What you have to do:
Present every line in which the string "conducta" appears.

Collected data
- - -

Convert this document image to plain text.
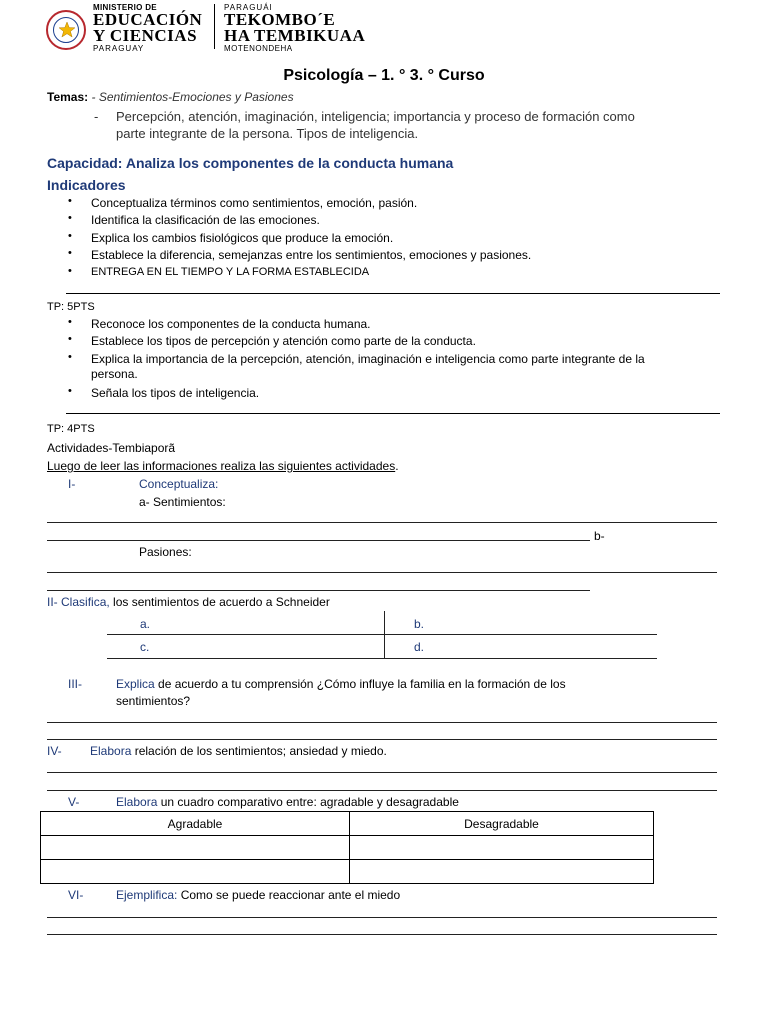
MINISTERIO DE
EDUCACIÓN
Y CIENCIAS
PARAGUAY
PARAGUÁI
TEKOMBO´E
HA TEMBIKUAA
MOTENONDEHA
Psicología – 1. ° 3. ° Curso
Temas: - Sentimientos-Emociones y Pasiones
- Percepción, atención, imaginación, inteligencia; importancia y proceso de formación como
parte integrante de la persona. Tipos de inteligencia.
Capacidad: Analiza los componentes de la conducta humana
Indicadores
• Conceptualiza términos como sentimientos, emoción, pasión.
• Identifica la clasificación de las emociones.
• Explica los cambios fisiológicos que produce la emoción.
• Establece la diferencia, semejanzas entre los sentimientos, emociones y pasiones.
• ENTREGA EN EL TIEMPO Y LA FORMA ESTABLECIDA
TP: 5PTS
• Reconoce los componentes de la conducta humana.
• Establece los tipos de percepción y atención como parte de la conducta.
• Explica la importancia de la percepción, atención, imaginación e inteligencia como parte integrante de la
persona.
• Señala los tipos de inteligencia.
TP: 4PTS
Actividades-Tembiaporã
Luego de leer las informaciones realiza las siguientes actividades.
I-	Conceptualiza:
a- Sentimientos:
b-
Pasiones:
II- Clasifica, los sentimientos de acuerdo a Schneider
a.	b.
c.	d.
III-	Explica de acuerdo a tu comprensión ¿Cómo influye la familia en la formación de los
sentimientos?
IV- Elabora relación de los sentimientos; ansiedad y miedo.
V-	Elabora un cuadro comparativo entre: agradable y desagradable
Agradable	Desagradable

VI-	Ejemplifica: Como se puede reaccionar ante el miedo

- - -

Solution to this problem:
Capacidad: Analiza los componentes de la conducta humana
• Reconoce los componentes de la conducta humana.
• Establece los tipos de percepción y atención como parte de la conducta.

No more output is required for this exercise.